EXERCISE INPUT start

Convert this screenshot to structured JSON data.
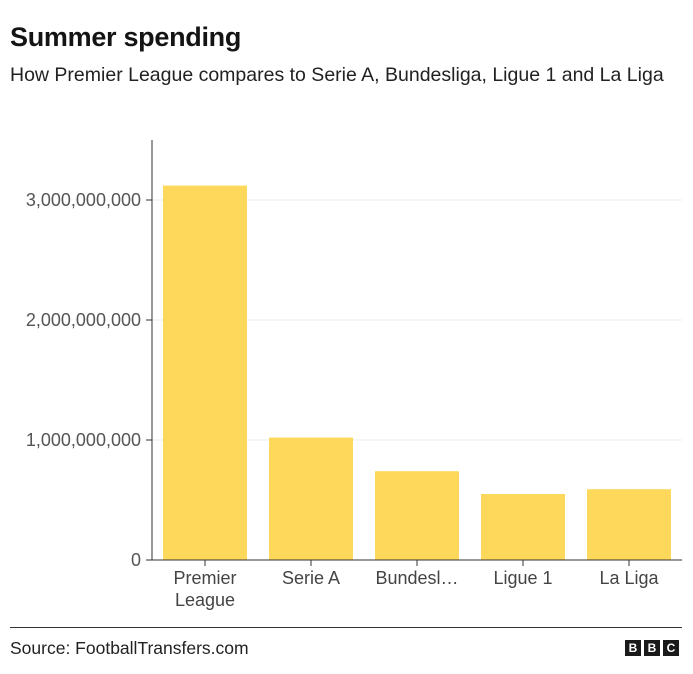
{
  "title": "Summer spending",
  "subtitle": "How Premier League compares to Serie A, Bundesliga, Ligue 1 and La Liga",
  "source": "Source: FootballTransfers.com",
  "logo": [
    "B",
    "B",
    "C"
  ],
  "colors": {
    "bar": "#fdd85a",
    "grid": "#eeeeee",
    "axis": "#333333"
  },
  "chart_data": {
    "type": "bar",
    "title": "Summer spending",
    "categories": [
      "Premier League",
      "Serie A",
      "Bundesliga",
      "Ligue 1",
      "La Liga"
    ],
    "category_labels": [
      [
        "Premier",
        "League"
      ],
      [
        "Serie A"
      ],
      [
        "Bundesl…"
      ],
      [
        "Ligue 1"
      ],
      [
        "La Liga"
      ]
    ],
    "values": [
      3120000000,
      1020000000,
      740000000,
      550000000,
      590000000
    ],
    "ylim": [
      0,
      3500000000
    ],
    "yticks": [
      0,
      1000000000,
      2000000000,
      3000000000
    ],
    "ytick_labels": [
      "0",
      "1,000,000,000",
      "2,000,000,000",
      "3,000,000,000"
    ],
    "grid": true,
    "xlabel": "",
    "ylabel": ""
  }
}
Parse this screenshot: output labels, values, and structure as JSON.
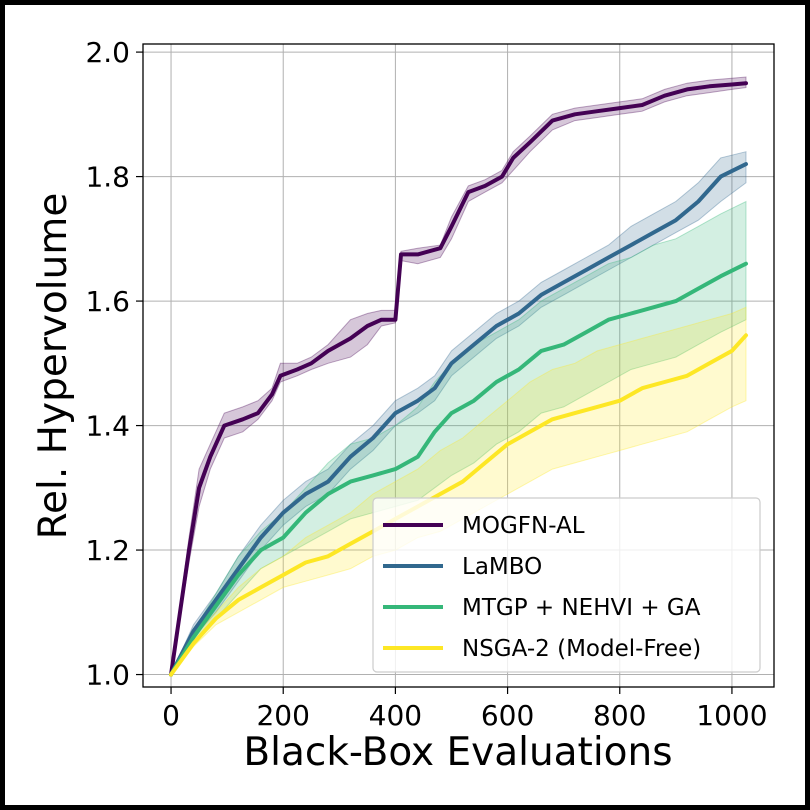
{
  "chart_data": {
    "type": "line",
    "title": "",
    "xlabel": "Black-Box Evaluations",
    "ylabel": "Rel. Hypervolume",
    "xlim": [
      -50,
      1075
    ],
    "ylim": [
      0.98,
      2.013
    ],
    "xticks": [
      0,
      200,
      400,
      600,
      800,
      1000
    ],
    "yticks": [
      1.0,
      1.2,
      1.4,
      1.6,
      1.8,
      2.0
    ],
    "xtick_labels": [
      "0",
      "200",
      "400",
      "600",
      "800",
      "1000"
    ],
    "ytick_labels": [
      "1.0",
      "1.2",
      "1.4",
      "1.6",
      "1.8",
      "2.0"
    ],
    "grid": true,
    "legend_position": "lower-right",
    "series": [
      {
        "name": "MOGFN-AL",
        "color": "#440154",
        "x": [
          0,
          32,
          50,
          70,
          95,
          128,
          155,
          180,
          195,
          225,
          250,
          280,
          320,
          350,
          375,
          400,
          410,
          440,
          480,
          500,
          530,
          560,
          590,
          610,
          640,
          680,
          720,
          760,
          800,
          840,
          880,
          920,
          960,
          1000,
          1025
        ],
        "y": [
          1.0,
          1.2,
          1.3,
          1.35,
          1.4,
          1.41,
          1.42,
          1.45,
          1.48,
          1.49,
          1.5,
          1.52,
          1.54,
          1.56,
          1.57,
          1.57,
          1.675,
          1.675,
          1.685,
          1.72,
          1.775,
          1.785,
          1.8,
          1.83,
          1.855,
          1.89,
          1.9,
          1.905,
          1.91,
          1.915,
          1.93,
          1.94,
          1.945,
          1.948,
          1.95
        ],
        "lower": [
          1.0,
          1.18,
          1.27,
          1.33,
          1.38,
          1.39,
          1.41,
          1.44,
          1.47,
          1.48,
          1.49,
          1.5,
          1.51,
          1.53,
          1.56,
          1.565,
          1.665,
          1.66,
          1.67,
          1.7,
          1.76,
          1.775,
          1.79,
          1.81,
          1.84,
          1.875,
          1.89,
          1.895,
          1.9,
          1.905,
          1.92,
          1.93,
          1.935,
          1.94,
          1.943
        ],
        "upper": [
          1.0,
          1.22,
          1.33,
          1.37,
          1.42,
          1.43,
          1.44,
          1.46,
          1.5,
          1.5,
          1.51,
          1.53,
          1.57,
          1.58,
          1.585,
          1.585,
          1.68,
          1.685,
          1.69,
          1.735,
          1.785,
          1.795,
          1.81,
          1.84,
          1.865,
          1.9,
          1.91,
          1.915,
          1.92,
          1.925,
          1.94,
          1.95,
          1.955,
          1.958,
          1.96
        ]
      },
      {
        "name": "LaMBO",
        "color": "#31688e",
        "x": [
          0,
          40,
          80,
          120,
          160,
          200,
          240,
          280,
          320,
          360,
          400,
          440,
          470,
          500,
          540,
          580,
          620,
          660,
          700,
          740,
          780,
          820,
          860,
          900,
          940,
          980,
          1025
        ],
        "y": [
          1.0,
          1.07,
          1.12,
          1.17,
          1.22,
          1.26,
          1.29,
          1.31,
          1.35,
          1.38,
          1.42,
          1.44,
          1.46,
          1.5,
          1.53,
          1.56,
          1.58,
          1.61,
          1.63,
          1.65,
          1.67,
          1.69,
          1.71,
          1.73,
          1.76,
          1.8,
          1.82
        ],
        "lower": [
          1.0,
          1.06,
          1.1,
          1.15,
          1.2,
          1.24,
          1.27,
          1.29,
          1.33,
          1.36,
          1.4,
          1.42,
          1.44,
          1.48,
          1.51,
          1.54,
          1.56,
          1.59,
          1.61,
          1.63,
          1.65,
          1.67,
          1.69,
          1.71,
          1.73,
          1.76,
          1.79
        ],
        "upper": [
          1.0,
          1.08,
          1.13,
          1.19,
          1.24,
          1.28,
          1.31,
          1.33,
          1.37,
          1.4,
          1.44,
          1.46,
          1.48,
          1.52,
          1.55,
          1.58,
          1.6,
          1.63,
          1.65,
          1.67,
          1.69,
          1.72,
          1.74,
          1.76,
          1.79,
          1.83,
          1.84
        ]
      },
      {
        "name": "MTGP + NEHVI + GA",
        "color": "#35b779",
        "x": [
          0,
          40,
          80,
          120,
          160,
          200,
          240,
          280,
          320,
          360,
          400,
          440,
          470,
          500,
          540,
          580,
          620,
          660,
          700,
          740,
          780,
          820,
          860,
          900,
          940,
          980,
          1025
        ],
        "y": [
          1.0,
          1.06,
          1.11,
          1.16,
          1.2,
          1.22,
          1.26,
          1.29,
          1.31,
          1.32,
          1.33,
          1.35,
          1.39,
          1.42,
          1.44,
          1.47,
          1.49,
          1.52,
          1.53,
          1.55,
          1.57,
          1.58,
          1.59,
          1.6,
          1.62,
          1.64,
          1.66
        ],
        "lower": [
          1.0,
          1.05,
          1.09,
          1.13,
          1.17,
          1.19,
          1.21,
          1.23,
          1.25,
          1.26,
          1.27,
          1.28,
          1.3,
          1.32,
          1.34,
          1.37,
          1.39,
          1.42,
          1.43,
          1.45,
          1.47,
          1.49,
          1.5,
          1.51,
          1.53,
          1.55,
          1.57
        ],
        "upper": [
          1.0,
          1.07,
          1.13,
          1.19,
          1.23,
          1.26,
          1.3,
          1.34,
          1.37,
          1.38,
          1.4,
          1.43,
          1.47,
          1.5,
          1.53,
          1.55,
          1.57,
          1.6,
          1.62,
          1.64,
          1.66,
          1.67,
          1.69,
          1.7,
          1.72,
          1.74,
          1.76
        ]
      },
      {
        "name": "NSGA-2 (Model-Free)",
        "color": "#fde725",
        "x": [
          0,
          40,
          80,
          120,
          160,
          200,
          240,
          280,
          320,
          360,
          400,
          440,
          480,
          520,
          560,
          600,
          640,
          680,
          720,
          760,
          800,
          840,
          880,
          920,
          960,
          1000,
          1025
        ],
        "y": [
          1.0,
          1.05,
          1.09,
          1.12,
          1.14,
          1.16,
          1.18,
          1.19,
          1.21,
          1.23,
          1.25,
          1.27,
          1.29,
          1.31,
          1.34,
          1.37,
          1.39,
          1.41,
          1.42,
          1.43,
          1.44,
          1.46,
          1.47,
          1.48,
          1.5,
          1.52,
          1.545
        ],
        "lower": [
          1.0,
          1.045,
          1.08,
          1.1,
          1.12,
          1.14,
          1.15,
          1.16,
          1.17,
          1.19,
          1.2,
          1.22,
          1.23,
          1.25,
          1.27,
          1.29,
          1.31,
          1.33,
          1.34,
          1.35,
          1.36,
          1.37,
          1.38,
          1.39,
          1.41,
          1.43,
          1.44
        ],
        "upper": [
          1.0,
          1.06,
          1.1,
          1.14,
          1.17,
          1.19,
          1.22,
          1.24,
          1.26,
          1.29,
          1.31,
          1.33,
          1.36,
          1.38,
          1.41,
          1.44,
          1.47,
          1.49,
          1.5,
          1.52,
          1.53,
          1.54,
          1.55,
          1.56,
          1.57,
          1.58,
          1.59
        ]
      }
    ]
  }
}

EXERCISE INPUT end

WHAT IS EXPECTED
Report all lines of the data above that include the string "Premier".

FINAL RESULT
  "subtitle": "How Premier League compares to Serie A, Bundesliga, Ligue 1 and La Liga",
      "Premier League",
        "Premier",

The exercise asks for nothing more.